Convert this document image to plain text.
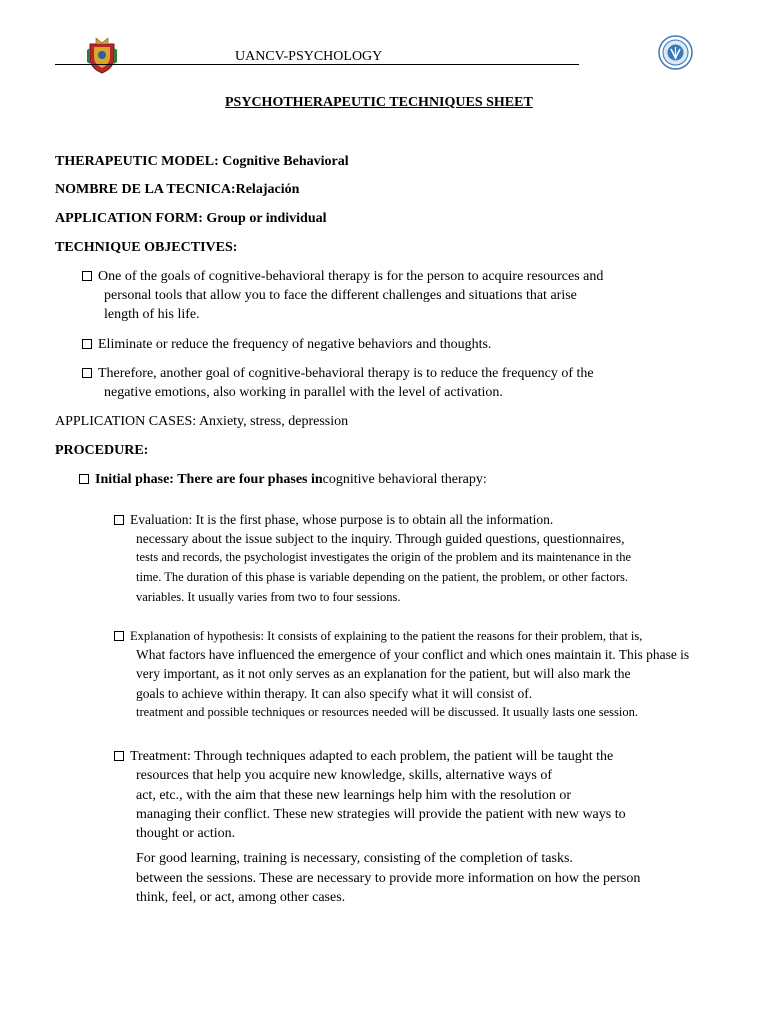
UANCV-PSYCHOLOGY
PSYCHOTHERAPEUTIC TECHNIQUES SHEET
THERAPEUTIC MODEL: Cognitive Behavioral
NOMBRE DE LA TECNICA:Relajación
APPLICATION FORM: Group or individual
TECHNIQUE OBJECTIVES:
One of the goals of cognitive-behavioral therapy is for the person to acquire resources and
personal tools that allow you to face the different challenges and situations that arise
length of his life.
Eliminate or reduce the frequency of negative behaviors and thoughts.
Therefore, another goal of cognitive-behavioral therapy is to reduce the frequency of the
negative emotions, also working in parallel with the level of activation.
APPLICATION CASES: Anxiety, stress, depression
PROCEDURE:
Initial phase: There are four phases incognitive behavioral therapy:
Evaluation: It is the first phase, whose purpose is to obtain all the information.
necessary about the issue subject to the inquiry. Through guided questions, questionnaires,
tests and records, the psychologist investigates the origin of the problem and its maintenance in the
time. The duration of this phase is variable depending on the patient, the problem, or other factors.
variables. It usually varies from two to four sessions.
Explanation of hypothesis: It consists of explaining to the patient the reasons for their problem, that is,
What factors have influenced the emergence of your conflict and which ones maintain it. This phase is
very important, as it not only serves as an explanation for the patient, but will also mark the
goals to achieve within therapy. It can also specify what it will consist of.
treatment and possible techniques or resources needed will be discussed. It usually lasts one session.
Treatment: Through techniques adapted to each problem, the patient will be taught the
resources that help you acquire new knowledge, skills, alternative ways of
act, etc., with the aim that these new learnings help him with the resolution or
managing their conflict. These new strategies will provide the patient with new ways to
thought or action.
For good learning, training is necessary, consisting of the completion of tasks.
between the sessions. These are necessary to provide more information on how the person
think, feel, or act, among other cases.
——
• [TASK DETAILS]
Make a word-for-word copy of the entries, without any pictures.

• [ANSWER TO THE PROBLEM]
Convert this document image to plain text.
UANCV-PSYCHOLOGY
PSYCHOTHERAPEUTIC TECHNIQUES SHEET
THERAPEUTIC MODEL: Cognitive Behavioral
NOMBRE DE LA TECNICA:Relajación
APPLICATION FORM: Group or individual
TECHNIQUE OBJECTIVES:
One of the goals of cognitive-behavioral therapy is for the person to acquire resources and
personal tools that allow you to face the different challenges and situations that arise
length of his life.
Eliminate or reduce the frequency of negative behaviors and thoughts.
Therefore, another goal of cognitive-behavioral therapy is to reduce the frequency of the
negative emotions, also working in parallel with the level of activation.
APPLICATION CASES: Anxiety, stress, depression
PROCEDURE:
Initial phase: There are four phases incognitive behavioral therapy:
Evaluation: It is the first phase, whose purpose is to obtain all the information.
necessary about the issue subject to the inquiry. Through guided questions, questionnaires,
tests and records, the psychologist investigates the origin of the problem and its maintenance in the
time. The duration of this phase is variable depending on the patient, the problem, or other factors.
variables. It usually varies from two to four sessions.
Explanation of hypothesis: It consists of explaining to the patient the reasons for their problem, that is,
What factors have influenced the emergence of your conflict and which ones maintain it. This phase is
very important, as it not only serves as an explanation for the patient, but will also mark the
goals to achieve within therapy. It can also specify what it will consist of.
treatment and possible techniques or resources needed will be discussed. It usually lasts one session.
Treatment: Through techniques adapted to each problem, the patient will be taught the
resources that help you acquire new knowledge, skills, alternative ways of
act, etc., with the aim that these new learnings help him with the resolution or
managing their conflict. These new strategies will provide the patient with new ways to
thought or action.
For good learning, training is necessary, consisting of the completion of tasks.
between the sessions. These are necessary to provide more information on how the person
think, feel, or act, among other cases.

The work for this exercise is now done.